#### Supplied material ####

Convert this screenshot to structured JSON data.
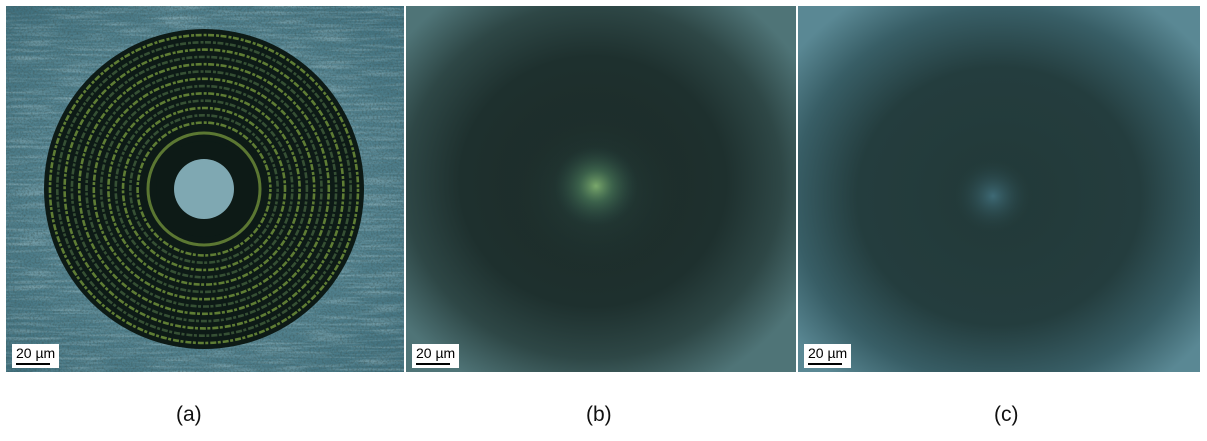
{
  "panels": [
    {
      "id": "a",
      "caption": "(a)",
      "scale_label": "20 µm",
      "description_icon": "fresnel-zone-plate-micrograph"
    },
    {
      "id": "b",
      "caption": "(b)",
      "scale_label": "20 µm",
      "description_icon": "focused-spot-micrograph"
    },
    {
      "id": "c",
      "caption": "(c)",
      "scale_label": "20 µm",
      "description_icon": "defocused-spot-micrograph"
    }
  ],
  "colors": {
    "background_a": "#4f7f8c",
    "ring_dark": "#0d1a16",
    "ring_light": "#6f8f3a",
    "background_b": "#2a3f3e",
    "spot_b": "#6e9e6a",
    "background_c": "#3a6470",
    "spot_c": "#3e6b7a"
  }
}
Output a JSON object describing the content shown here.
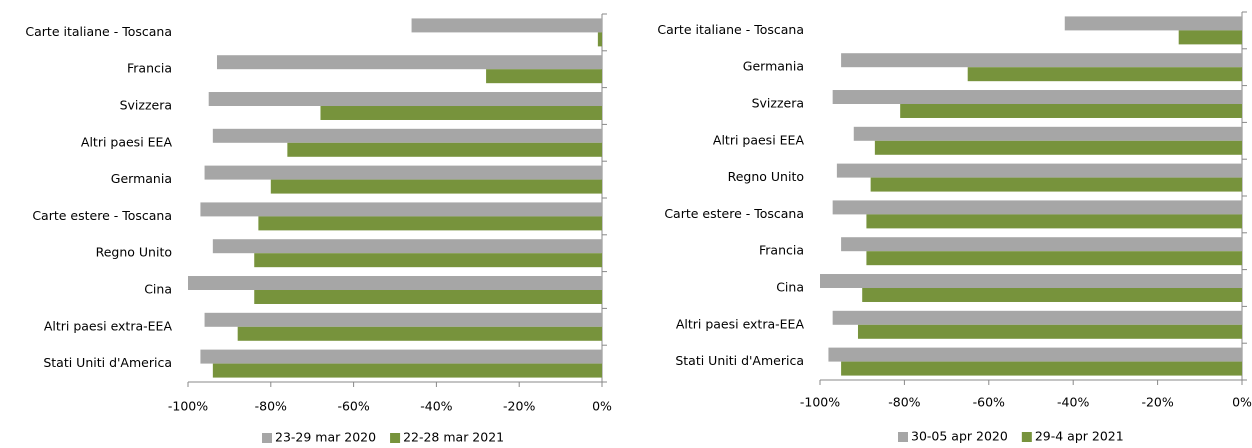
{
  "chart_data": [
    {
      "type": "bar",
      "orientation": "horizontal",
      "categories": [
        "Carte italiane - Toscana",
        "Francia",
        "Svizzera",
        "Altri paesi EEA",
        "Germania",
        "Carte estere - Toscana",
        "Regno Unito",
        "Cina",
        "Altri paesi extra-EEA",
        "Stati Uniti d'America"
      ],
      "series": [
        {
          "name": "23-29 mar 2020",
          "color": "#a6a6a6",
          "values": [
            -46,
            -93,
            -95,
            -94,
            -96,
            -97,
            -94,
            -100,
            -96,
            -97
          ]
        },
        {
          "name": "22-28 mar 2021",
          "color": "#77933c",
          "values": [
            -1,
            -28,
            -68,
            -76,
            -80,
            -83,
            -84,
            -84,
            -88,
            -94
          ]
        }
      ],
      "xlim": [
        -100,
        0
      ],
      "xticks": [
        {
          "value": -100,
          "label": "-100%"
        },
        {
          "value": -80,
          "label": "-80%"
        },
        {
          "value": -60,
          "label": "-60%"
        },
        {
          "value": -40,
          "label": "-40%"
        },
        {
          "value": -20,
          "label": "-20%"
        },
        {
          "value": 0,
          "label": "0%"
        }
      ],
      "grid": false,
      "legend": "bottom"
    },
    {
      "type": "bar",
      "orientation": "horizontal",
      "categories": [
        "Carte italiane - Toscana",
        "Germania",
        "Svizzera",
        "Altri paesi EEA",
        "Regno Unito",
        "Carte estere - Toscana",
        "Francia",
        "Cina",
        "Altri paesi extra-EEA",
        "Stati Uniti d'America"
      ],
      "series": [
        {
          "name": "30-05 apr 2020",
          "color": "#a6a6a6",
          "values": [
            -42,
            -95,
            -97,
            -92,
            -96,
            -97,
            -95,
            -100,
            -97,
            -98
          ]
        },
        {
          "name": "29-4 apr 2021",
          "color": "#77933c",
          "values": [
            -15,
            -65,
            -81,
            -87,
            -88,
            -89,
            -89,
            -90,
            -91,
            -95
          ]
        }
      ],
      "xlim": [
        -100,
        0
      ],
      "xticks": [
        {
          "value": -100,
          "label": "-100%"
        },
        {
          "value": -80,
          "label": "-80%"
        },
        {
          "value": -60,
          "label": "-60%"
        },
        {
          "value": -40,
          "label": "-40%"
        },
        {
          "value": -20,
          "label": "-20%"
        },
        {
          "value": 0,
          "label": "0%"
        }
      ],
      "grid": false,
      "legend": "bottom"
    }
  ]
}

####
#### Supplied material ####

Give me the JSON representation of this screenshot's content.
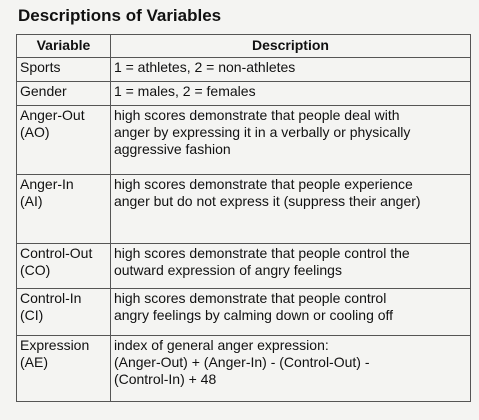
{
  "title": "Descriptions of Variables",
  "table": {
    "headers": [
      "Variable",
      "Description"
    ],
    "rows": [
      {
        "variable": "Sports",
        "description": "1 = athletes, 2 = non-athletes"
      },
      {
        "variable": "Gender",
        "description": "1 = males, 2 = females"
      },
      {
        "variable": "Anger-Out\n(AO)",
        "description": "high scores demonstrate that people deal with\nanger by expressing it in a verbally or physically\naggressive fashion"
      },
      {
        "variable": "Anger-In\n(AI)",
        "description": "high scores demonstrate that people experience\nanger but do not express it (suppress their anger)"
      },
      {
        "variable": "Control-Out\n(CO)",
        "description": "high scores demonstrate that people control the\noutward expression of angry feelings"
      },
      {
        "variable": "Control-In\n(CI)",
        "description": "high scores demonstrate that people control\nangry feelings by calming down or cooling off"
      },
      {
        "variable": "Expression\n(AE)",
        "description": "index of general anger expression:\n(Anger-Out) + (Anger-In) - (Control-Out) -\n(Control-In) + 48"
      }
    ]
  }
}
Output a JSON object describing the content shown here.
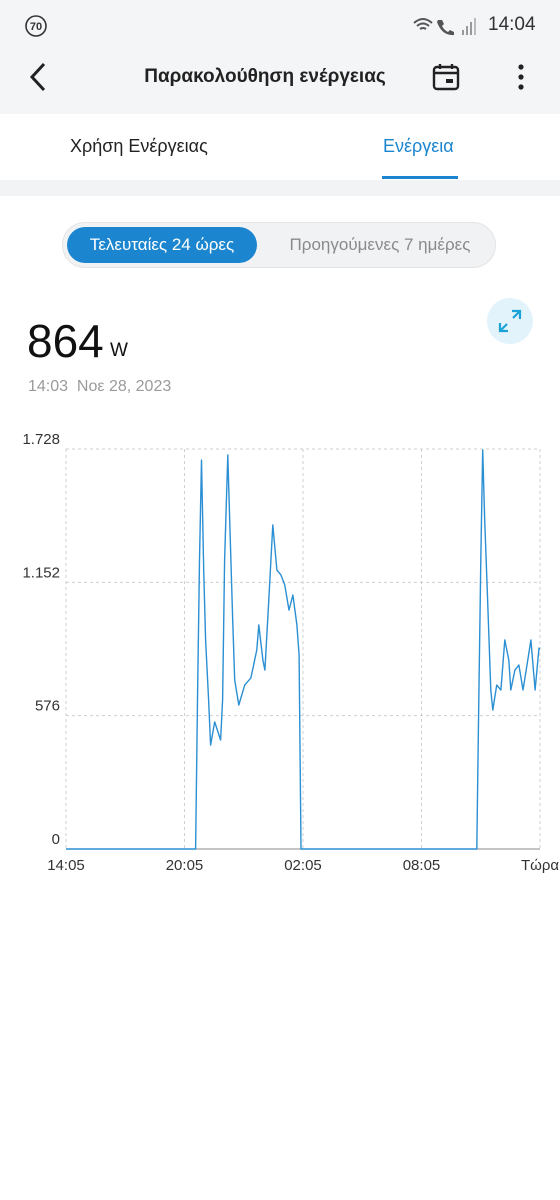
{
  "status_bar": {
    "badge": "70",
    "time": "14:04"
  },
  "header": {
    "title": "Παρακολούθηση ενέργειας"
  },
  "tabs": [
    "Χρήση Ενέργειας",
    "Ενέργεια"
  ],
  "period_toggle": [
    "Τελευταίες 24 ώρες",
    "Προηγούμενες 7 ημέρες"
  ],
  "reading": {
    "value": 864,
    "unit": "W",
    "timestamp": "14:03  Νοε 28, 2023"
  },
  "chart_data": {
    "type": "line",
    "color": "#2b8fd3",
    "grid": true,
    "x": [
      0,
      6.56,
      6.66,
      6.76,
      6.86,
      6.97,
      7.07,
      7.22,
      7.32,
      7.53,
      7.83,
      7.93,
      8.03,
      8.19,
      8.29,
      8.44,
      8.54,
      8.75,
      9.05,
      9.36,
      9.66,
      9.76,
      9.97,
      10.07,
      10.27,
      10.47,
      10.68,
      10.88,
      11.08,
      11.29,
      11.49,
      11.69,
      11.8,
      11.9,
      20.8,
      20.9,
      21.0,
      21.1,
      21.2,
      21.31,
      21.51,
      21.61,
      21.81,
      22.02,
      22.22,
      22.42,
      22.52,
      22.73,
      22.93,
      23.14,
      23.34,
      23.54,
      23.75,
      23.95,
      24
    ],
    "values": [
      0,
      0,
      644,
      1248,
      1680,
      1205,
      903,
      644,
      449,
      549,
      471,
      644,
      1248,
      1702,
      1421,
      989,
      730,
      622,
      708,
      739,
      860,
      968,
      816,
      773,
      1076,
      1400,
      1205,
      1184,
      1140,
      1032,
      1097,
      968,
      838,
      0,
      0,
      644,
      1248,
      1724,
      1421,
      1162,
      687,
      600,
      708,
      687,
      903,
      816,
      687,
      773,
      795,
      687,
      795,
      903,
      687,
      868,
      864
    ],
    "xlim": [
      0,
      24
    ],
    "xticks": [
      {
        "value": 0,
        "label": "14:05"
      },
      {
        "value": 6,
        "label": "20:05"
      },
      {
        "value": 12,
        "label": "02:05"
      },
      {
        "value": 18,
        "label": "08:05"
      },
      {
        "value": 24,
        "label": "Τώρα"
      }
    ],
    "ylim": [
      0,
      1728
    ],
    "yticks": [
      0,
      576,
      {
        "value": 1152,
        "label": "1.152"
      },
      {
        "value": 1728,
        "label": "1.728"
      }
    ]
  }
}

####
#### Supplied material ####

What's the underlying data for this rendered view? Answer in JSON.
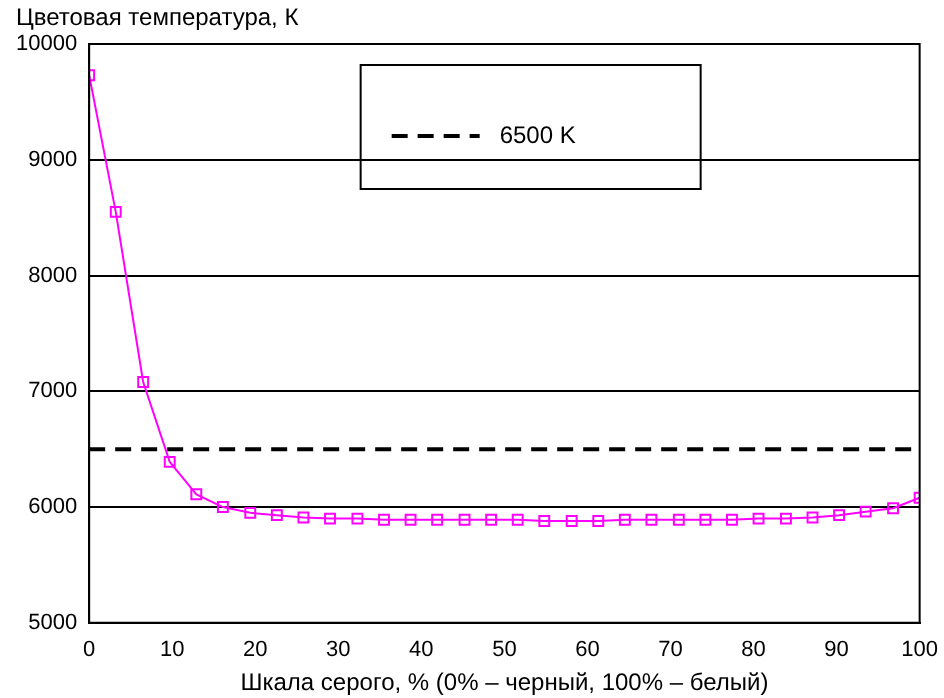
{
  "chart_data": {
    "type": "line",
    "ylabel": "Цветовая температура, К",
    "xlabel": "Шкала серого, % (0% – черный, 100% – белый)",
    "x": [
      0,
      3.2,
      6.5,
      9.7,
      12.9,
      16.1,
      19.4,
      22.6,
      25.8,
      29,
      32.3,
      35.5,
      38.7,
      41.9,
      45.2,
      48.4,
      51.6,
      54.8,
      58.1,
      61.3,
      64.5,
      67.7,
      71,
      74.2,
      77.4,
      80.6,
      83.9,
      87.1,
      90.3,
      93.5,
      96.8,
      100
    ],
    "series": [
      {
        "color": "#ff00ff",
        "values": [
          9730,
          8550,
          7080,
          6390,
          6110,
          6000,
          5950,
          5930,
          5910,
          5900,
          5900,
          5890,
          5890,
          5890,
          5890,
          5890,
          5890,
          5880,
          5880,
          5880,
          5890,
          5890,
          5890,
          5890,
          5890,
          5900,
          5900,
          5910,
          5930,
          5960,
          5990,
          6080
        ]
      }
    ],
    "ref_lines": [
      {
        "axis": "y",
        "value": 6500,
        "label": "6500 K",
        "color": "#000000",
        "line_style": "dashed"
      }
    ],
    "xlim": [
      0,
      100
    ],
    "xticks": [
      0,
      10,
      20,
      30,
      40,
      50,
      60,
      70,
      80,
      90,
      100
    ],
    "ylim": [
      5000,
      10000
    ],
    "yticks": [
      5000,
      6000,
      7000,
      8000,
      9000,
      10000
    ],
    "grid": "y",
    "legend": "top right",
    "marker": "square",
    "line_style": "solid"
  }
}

####

-- Exercise task --
Check the data for the word "micrograph" and pull out the lines that have it.

-- Solution to this problem --
      "description_icon": "fresnel-zone-plate-micrograph"
      "description_icon": "focused-spot-micrograph"
      "description_icon": "defocused-spot-micrograph"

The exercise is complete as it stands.